[EXERCISE AIM] List all lines in the material below that contain "действительно".

Data entries

## Begin

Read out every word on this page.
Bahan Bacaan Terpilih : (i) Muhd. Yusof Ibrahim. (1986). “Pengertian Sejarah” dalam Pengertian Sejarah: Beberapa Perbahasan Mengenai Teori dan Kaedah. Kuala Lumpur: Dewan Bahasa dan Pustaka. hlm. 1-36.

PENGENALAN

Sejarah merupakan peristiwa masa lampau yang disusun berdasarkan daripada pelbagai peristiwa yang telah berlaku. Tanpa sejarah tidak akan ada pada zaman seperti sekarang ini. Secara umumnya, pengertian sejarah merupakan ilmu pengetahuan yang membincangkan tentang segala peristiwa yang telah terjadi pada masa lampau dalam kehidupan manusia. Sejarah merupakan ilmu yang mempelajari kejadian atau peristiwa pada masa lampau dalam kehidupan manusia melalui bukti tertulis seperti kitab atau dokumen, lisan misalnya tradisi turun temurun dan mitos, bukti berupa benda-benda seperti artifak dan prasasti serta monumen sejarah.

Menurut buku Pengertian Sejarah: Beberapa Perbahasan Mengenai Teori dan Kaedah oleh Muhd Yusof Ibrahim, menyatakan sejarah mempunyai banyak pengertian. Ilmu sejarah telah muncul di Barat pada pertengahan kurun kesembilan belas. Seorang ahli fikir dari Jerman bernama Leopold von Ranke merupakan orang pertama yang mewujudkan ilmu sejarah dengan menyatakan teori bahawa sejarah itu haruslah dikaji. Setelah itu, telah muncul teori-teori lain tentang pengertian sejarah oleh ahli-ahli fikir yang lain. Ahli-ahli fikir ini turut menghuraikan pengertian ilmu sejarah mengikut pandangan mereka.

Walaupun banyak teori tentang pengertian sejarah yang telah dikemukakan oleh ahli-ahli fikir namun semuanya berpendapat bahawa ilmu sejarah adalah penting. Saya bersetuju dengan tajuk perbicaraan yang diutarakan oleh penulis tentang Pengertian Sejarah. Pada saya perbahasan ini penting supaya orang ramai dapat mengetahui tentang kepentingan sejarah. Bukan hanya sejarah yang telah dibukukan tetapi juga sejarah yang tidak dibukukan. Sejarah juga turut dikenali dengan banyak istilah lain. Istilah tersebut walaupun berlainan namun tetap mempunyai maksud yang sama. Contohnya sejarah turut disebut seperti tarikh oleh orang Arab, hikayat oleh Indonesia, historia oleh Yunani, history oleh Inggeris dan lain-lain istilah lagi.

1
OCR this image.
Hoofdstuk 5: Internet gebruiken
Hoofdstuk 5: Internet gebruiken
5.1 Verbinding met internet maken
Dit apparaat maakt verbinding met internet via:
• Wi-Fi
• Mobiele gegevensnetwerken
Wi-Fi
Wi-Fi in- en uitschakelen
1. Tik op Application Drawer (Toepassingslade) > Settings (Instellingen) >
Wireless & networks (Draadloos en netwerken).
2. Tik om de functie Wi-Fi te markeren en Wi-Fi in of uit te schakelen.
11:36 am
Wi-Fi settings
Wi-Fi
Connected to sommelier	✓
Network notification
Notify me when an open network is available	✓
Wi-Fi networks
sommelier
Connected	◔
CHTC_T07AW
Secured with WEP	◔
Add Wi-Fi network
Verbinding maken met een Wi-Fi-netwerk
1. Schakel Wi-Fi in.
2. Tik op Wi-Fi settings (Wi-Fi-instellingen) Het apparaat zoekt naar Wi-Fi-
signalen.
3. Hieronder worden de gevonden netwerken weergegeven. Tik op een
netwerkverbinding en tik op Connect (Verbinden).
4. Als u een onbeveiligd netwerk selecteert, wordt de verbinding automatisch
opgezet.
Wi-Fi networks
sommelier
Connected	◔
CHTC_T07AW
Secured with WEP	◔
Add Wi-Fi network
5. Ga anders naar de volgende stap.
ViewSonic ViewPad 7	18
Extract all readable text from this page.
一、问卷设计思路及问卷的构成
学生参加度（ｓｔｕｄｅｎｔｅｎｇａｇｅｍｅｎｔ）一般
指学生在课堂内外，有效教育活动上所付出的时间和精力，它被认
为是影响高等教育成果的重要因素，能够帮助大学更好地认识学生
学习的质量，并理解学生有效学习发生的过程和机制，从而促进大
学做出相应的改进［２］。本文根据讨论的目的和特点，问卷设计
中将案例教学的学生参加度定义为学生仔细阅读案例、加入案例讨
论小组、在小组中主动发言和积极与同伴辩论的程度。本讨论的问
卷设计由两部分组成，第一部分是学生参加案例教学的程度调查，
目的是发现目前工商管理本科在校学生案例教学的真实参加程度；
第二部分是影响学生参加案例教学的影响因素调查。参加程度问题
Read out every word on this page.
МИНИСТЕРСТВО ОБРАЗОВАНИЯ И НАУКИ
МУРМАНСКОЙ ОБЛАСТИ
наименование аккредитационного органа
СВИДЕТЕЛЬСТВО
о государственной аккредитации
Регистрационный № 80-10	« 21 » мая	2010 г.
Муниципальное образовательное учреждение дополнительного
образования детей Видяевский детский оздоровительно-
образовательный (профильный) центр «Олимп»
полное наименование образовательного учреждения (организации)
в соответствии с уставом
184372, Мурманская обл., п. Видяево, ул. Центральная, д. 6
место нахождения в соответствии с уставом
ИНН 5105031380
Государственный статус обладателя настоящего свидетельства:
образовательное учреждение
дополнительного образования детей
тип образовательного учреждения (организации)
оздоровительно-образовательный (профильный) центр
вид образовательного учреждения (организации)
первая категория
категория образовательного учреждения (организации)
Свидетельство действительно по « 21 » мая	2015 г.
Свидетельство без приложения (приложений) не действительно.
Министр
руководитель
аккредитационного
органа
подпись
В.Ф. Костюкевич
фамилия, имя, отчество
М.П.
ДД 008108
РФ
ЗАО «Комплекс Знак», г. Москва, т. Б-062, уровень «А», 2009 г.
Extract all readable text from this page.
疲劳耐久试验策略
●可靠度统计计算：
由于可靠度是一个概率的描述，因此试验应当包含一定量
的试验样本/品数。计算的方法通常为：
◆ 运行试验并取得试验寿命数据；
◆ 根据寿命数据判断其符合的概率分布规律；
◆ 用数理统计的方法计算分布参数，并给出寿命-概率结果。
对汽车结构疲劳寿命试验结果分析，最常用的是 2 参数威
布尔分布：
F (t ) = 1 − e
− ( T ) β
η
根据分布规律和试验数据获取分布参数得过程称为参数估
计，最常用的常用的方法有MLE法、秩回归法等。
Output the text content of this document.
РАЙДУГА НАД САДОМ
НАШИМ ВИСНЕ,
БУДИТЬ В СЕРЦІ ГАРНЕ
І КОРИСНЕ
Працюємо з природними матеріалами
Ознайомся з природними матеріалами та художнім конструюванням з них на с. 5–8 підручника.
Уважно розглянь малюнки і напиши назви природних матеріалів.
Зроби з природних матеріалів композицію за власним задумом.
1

## End

[PROBLEM SOLUTION]
Свидетельство действительно по « 21 » мая	2015 г.
Свидетельство без приложения (приложений) не действительно.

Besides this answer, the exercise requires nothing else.